Document segment =
_____
Multithread Experiments

Steve Downey

2018-06-05 00:00

An Experiment Collects Samples

I'm modelling this in order to run bits of code like the various litmus tests used to describe multi-core architectures. A set of functions to be run in parallel that may or may not write to a result, which type is a property of the Test being run. The Experiment will run the Test collecting Samples. The Test type will provide a tuple of functions to run. They will be run under a spingate in all permutations in order to remove scheduling bias.

What a Test looks like

class MP { // Message Passing
    int x_;
    int y_;

  public:
    typedef std::tuple<int> Result;
    MP();
    void t1();
    void t2(Result& read);

    auto actions() {
        return std::make_tuple([this]() { t1(); },
                               [this](Result& result) { t2(result); });
    }
};

The Test interface must provide a Result type, and an actions() member that will produce a tuple of functions to run which either take no arguments or a reference to a result. The test being defined here is the basic Message Passing litmus test.

MP::MP() : x_(0), y_(0) {}

void MP::t1() {
    x_ = 1;
    y_ = 1;
}

void MP::t2(Result& read) {
    while (!y) {
    }
    std::get<0>(read) = x_;
}

Two variables are initialized to 0. One thread stores 1 to x first, then to 1 to y. The other thread loops until it reads a non-zero in y, and then reads x. The value in x is the message being passed between threads. In an actual test, the variables would be atomics, specifiying load and store strength, and the variables might have constraints on layout to help sharing cache line updates.

An Experiment

An Experiment samples a test a number of times. It takes the result of each sample, and puts in a map of the results to count, incrementing the count for each distinct result. The actions to run are permuted each time, to help remove bias about which action is loaded behind the spingate first.

void Experiment::run(size_t count) {
    using Actions = decltype(std::declval<Test>().actions());
    auto getters = tupleutil::tuple_getters<Actions>();
    for (size_t i = 0; i < count; ++i) {
        Sample<Test> sample;
        sample.run(getters);
        resultMap_[sample.result_]++;
        std::next_permutation(getters.begin(), getters.end());
    }
}

tupleutil::tuple_getters returns an array of getters each of which returns a std::variant<Types…> with the same parameter pack as the tuple. Sample runs all of the actions in a batch that locks them behind a spingate, and collects the results for each action.
_____
Aim of the exercise = Name every member function declared in the public section of the MP class in the multithread experiments post above.

Entries shown =
_____
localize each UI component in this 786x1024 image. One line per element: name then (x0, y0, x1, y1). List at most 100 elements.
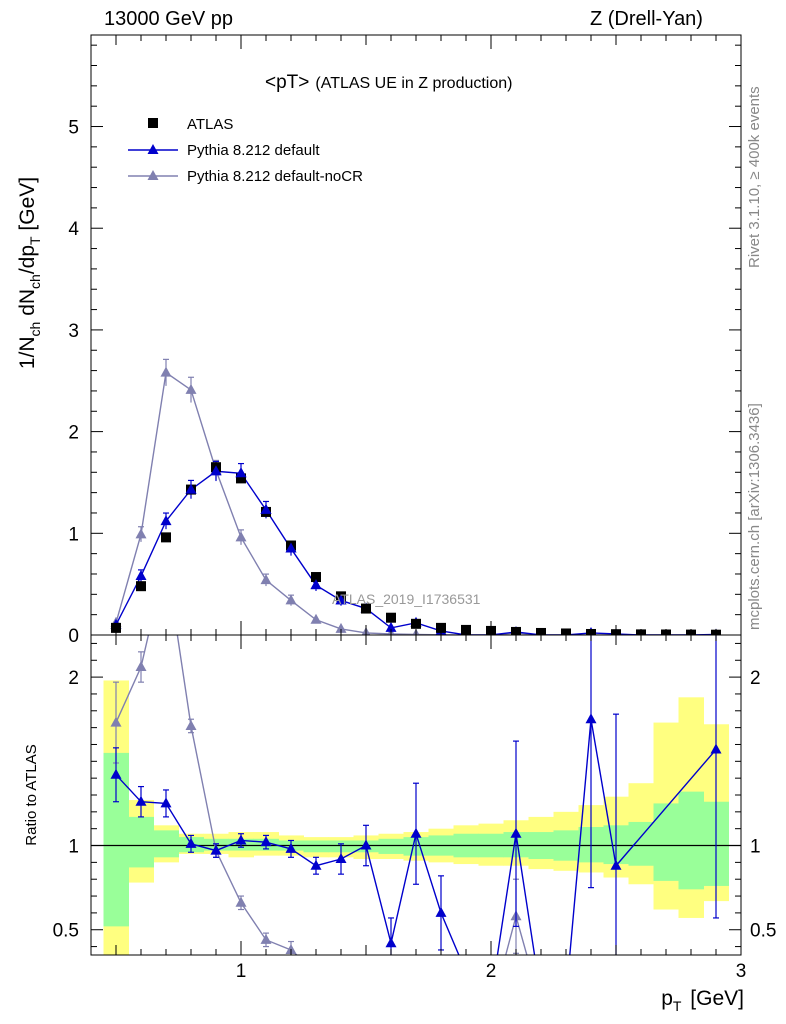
ratio-default-marker (310, 859, 322, 870)
ratio-default-marker (110, 768, 122, 779)
atlas-data-point (411, 618, 421, 629)
main-default-marker (335, 594, 347, 605)
ratio-band-inner (678, 791, 704, 890)
header-left: 13000 GeV pp (104, 8, 233, 30)
ratio-nocr-series (110, 635, 547, 1015)
ratio-nocr-marker (260, 933, 272, 944)
ratio-band-inner (128, 816, 154, 868)
main-ytick-label: 4 (68, 219, 79, 240)
ratio-nocr-marker (311, 966, 322, 976)
ratio-default-marker (710, 743, 722, 754)
x-axis-label: pT [GeV] (661, 987, 744, 1014)
main-default-marker (210, 465, 222, 476)
legend-label-atlas: ATLAS (187, 116, 233, 133)
ratio-band-inner (628, 821, 654, 866)
ratio-nocr-marker (536, 1000, 547, 1010)
atlas-data-point (236, 473, 246, 484)
atlas-data-point (436, 622, 446, 633)
ratio-default-marker (461, 966, 472, 976)
ratio-ytick-label-left: 1 (68, 837, 79, 858)
legend-label-default: Pythia 8.212 default (187, 142, 320, 159)
main-default-marker (285, 542, 297, 553)
ratio-default-marker (160, 797, 172, 808)
ratio-ytick-label-left: 2 (68, 668, 79, 689)
y-axis-label-part: dN (16, 289, 39, 322)
main-nocr-marker (260, 574, 272, 585)
chart-title: <pT> (ATLAS UE in Z production) (265, 72, 512, 93)
ratio-default-marker (610, 859, 622, 870)
legend-marker-atlas (148, 118, 158, 128)
atlas-data-point (311, 572, 321, 583)
ratio-default-marker (510, 827, 522, 838)
ratio-ytick-label-right: 0.5 (750, 921, 776, 942)
main-default-marker (385, 621, 397, 632)
ratio-default-marker (385, 937, 397, 948)
x-axis-label-sub: T (673, 998, 682, 1014)
ratio-default-marker (360, 839, 372, 850)
ratio-nocr-marker (110, 716, 122, 727)
ratio-default-marker (536, 991, 547, 1001)
y-axis-label-part: ch (27, 322, 43, 337)
legend-marker-default (147, 144, 159, 154)
ratio-default-marker (486, 991, 497, 1001)
ratio-default-marker (335, 853, 347, 863)
ratio-ytick-label-left: 0.5 (53, 921, 79, 942)
ratio-panel (91, 635, 741, 1015)
legend: ATLAS Pythia 8.212 default Pythia 8.212 de… (128, 116, 363, 185)
main-panel: ATLAS_2019_I1736531 <pT> (ATLAS UE in Z pr… (110, 72, 721, 635)
ratio-default-marker (185, 837, 197, 848)
ratio-nocr-marker (411, 1001, 422, 1011)
atlas-data-point (136, 581, 146, 592)
ratio-xtick-label: 2 (486, 961, 497, 982)
ratio-nocr-marker (135, 661, 147, 671)
x-axis-label-unit: [GeV] (684, 987, 744, 1010)
main-nocr-marker (310, 613, 322, 624)
ratio-band-inner (378, 838, 404, 854)
atlas-data-point (161, 532, 171, 543)
chart-title-sub: (ATLAS UE in Z production) (315, 75, 512, 92)
ratio-band-inner (303, 840, 329, 853)
x-axis-label-p: p (661, 987, 673, 1010)
y-axis-label: 1/Nch dNch/dpT [GeV] (16, 177, 43, 369)
ratio-xtick-label: 1 (236, 961, 247, 982)
ratio-y-axis-label: Ratio to ATLAS (23, 744, 40, 845)
ratio-default-marker (235, 834, 247, 845)
main-nocr-marker (235, 531, 247, 542)
ratio-band-inner (653, 803, 679, 881)
ratio-nocr-marker (436, 1003, 447, 1013)
ratio-nocr-marker (185, 719, 197, 730)
main-ytick-label: 3 (68, 321, 79, 342)
ratio-nocr-marker (235, 896, 247, 907)
side-label-top: Rivet 3.1.10, ≥ 400k events (746, 86, 763, 268)
ratio-default-marker (210, 844, 222, 855)
ratio-nocr-marker (361, 994, 372, 1004)
ratio-nocr-line (115, 635, 528, 955)
main-default-line (115, 470, 717, 635)
main-ytick-label: 0 (68, 626, 79, 647)
ratio-band-inner (153, 830, 179, 858)
legend-marker-nocr (147, 170, 159, 180)
ratio-nocr-marker (386, 1000, 397, 1010)
ratio-default-marker (435, 906, 447, 917)
ratio-default-marker (585, 713, 597, 724)
y-axis-label-part: T (27, 236, 43, 245)
main-nocr-marker (285, 594, 297, 605)
main-nocr-marker (135, 528, 147, 539)
y-axis-label-part: [GeV] (16, 177, 39, 237)
main-default-marker (185, 483, 197, 494)
legend-label-nocr: Pythia 8.212 default-noCR (187, 168, 363, 185)
main-default-marker (135, 570, 147, 581)
main-nocr-marker (335, 622, 347, 633)
ratio-default-marker (410, 827, 422, 838)
analysis-watermark: ATLAS_2019_I1736531 (332, 591, 481, 607)
main-ytick-label: 2 (68, 423, 79, 444)
main-default-marker (260, 503, 272, 514)
ratio-ytick-label-right: 2 (750, 668, 761, 689)
side-label-bottom: mcplots.cern.ch [arXiv:1306.3436] (746, 403, 763, 630)
main-default-marker (235, 467, 247, 478)
ratio-ytick-label-right: 1 (750, 837, 761, 858)
ratio-xtick-label: 3 (736, 961, 747, 982)
ratio-nocr-marker (486, 1005, 497, 1015)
_____
Solution to the exercise =
- MP()
- t1()
- t2(Result& read)
- actions()